**Exercise**
Output each entry that follows exactly. Images stay out.

(Figure record extracts)

******

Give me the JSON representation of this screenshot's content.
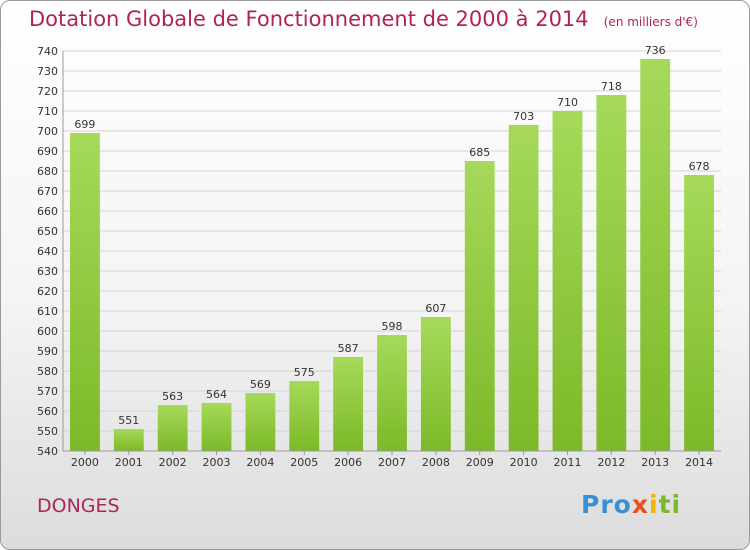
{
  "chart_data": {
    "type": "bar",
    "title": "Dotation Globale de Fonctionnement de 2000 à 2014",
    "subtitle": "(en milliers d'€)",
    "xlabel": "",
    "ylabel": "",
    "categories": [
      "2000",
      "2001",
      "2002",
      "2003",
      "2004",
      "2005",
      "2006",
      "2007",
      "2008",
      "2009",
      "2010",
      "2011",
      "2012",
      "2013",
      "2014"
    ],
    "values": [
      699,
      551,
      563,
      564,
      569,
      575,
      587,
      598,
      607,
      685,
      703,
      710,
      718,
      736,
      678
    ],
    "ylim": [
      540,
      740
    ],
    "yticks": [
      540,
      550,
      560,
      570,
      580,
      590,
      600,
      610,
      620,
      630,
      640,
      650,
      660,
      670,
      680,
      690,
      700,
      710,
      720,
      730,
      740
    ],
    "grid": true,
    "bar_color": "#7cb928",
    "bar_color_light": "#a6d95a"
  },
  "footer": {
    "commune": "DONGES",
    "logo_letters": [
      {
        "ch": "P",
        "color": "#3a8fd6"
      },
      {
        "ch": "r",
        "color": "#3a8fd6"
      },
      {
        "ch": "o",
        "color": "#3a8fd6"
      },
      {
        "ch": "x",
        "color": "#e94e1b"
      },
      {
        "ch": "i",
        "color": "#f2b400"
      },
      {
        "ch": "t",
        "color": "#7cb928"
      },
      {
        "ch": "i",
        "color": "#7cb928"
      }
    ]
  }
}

******

**Written response**
Give me the JSON representation of this screenshot's content.
{
  "chart_data": {
    "type": "bar",
    "title": "Dotation Globale de Fonctionnement de 2000 à 2014",
    "subtitle": "(en milliers d'€)",
    "xlabel": "",
    "ylabel": "",
    "categories": [
      "2000",
      "2001",
      "2002",
      "2003",
      "2004",
      "2005",
      "2006",
      "2007",
      "2008",
      "2009",
      "2010",
      "2011",
      "2012",
      "2013",
      "2014"
    ],
    "values": [
      699,
      551,
      563,
      564,
      569,
      575,
      587,
      598,
      607,
      685,
      703,
      710,
      718,
      736,
      678
    ],
    "ylim": [
      540,
      740
    ],
    "yticks": [
      540,
      550,
      560,
      570,
      580,
      590,
      600,
      610,
      620,
      630,
      640,
      650,
      660,
      670,
      680,
      690,
      700,
      710,
      720,
      730,
      740
    ],
    "grid": true,
    "bar_color": "#7cb928",
    "bar_color_light": "#a6d95a"
  },
  "footer": {
    "commune": "DONGES",
    "logo_letters": [
      {
        "ch": "P",
        "color": "#3a8fd6"
      },
      {
        "ch": "r",
        "color": "#3a8fd6"
      },
      {
        "ch": "o",
        "color": "#3a8fd6"
      },
      {
        "ch": "x",
        "color": "#e94e1b"
      },
      {
        "ch": "i",
        "color": "#f2b400"
      },
      {
        "ch": "t",
        "color": "#7cb928"
      },
      {
        "ch": "i",
        "color": "#7cb928"
      }
    ]
  }
}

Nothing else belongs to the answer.